Challenge A> In the article on Facebook's search for its next billion users, what share of internet users in Japan and South Korea is active on the platform?
Challenge B> Write the next part of the article on Facebook's search for its next billion users, picking up after its final sentence.

━━━━━ Passage

Facebook crossed the billion-user threshold last week but where it finds its next billion is a tough question, especially since the world's largest internet market, China, is still closed to the social network.
Facebook's mature markets are saturated. In the U.S., for example, 61% of the 65-and-older population visited Facebook in August, while 87.3% of the 18-to-24 set did, according to ComScore. It's hard to imagine those numbers getting much higher. Growth has slowed to 2% a month.
For Facebook, Japan qualifies as an emerging market, as does South Korea. Just 27.6% of each country's internet users are active on the platform, according to ComScore.
In Russia, where collective traffic to native competitors VKontakte and Odnoklassniki exceeds Facebook's by a factor of 10, according to data from the research firm TNS Global, the company is being upfront about its aspirations. CEO Mark Zuckerberg spent last week in Moscow, where he hosted a competition for developers to build Facebook apps tailored for the Russian market.
While it might appear that Facebook has already conquered markets such as Brazil (where it surpassed once-dominant Orkut last year) and the Philippines, millions more are likely to come online there in the next several years and will be apt to share their fellow citizens' appetite for Facebook. Those users are more likely to access Facebook on mobile phones, which is why it's playing furious catch-up on mobile apps and ad products.
Advertising may play a part in recruiting the next billion users. Working with Wieden & Kennedy, Portland, Ore., Facebook unveiled its first brand ad last week. While head of consumer marketing Rebecca Van Dyck emphasized that the ad -- which doesn't mention the milestone, but instead reaches for poetry with vignettes about people feeling connected to each other -- was made for existing users, she also acknowledged that it contains a message for nonusers, even without a distinct call to action.

━━━━━━━━━━
━━━━━ Data shown

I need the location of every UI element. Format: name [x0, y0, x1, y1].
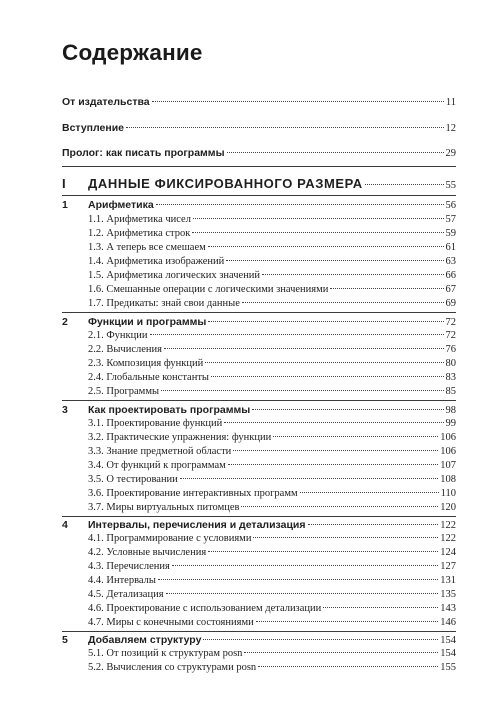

━━━━━━━━━━

Task result A> 27.6% of each country's internet users, according to ComScore.

Task result B>
"We feel like we need to be more respectful and introduce ourselves and to say, "This is what we believe in' and "Come onboard,'" she said. "Or even, "This is what we stand for, and if that means you feel great about liking your cousin's photo, then great, do that .'"
Ms. Van Dyck noted that the purpose of the ad isn't to promote growth. "Our numbers are widely healthy, so no, part of my remit isn't to get either new users or to get young users or to change perceptions of young users."
Facebook plans to distribute the spot using its own ad products, and the 13 markets selected shed some light on where the company thinks its next billion users could be, even if it's not being overt in its messaging. The ad will be promoted in the U.S., U.K., France, Germany, Italy, Spain, Mexico and India, as well as in what Facebook hopes are markets fueling future growth: Indonesia, the Philippines, Brazil, Japan and Russia.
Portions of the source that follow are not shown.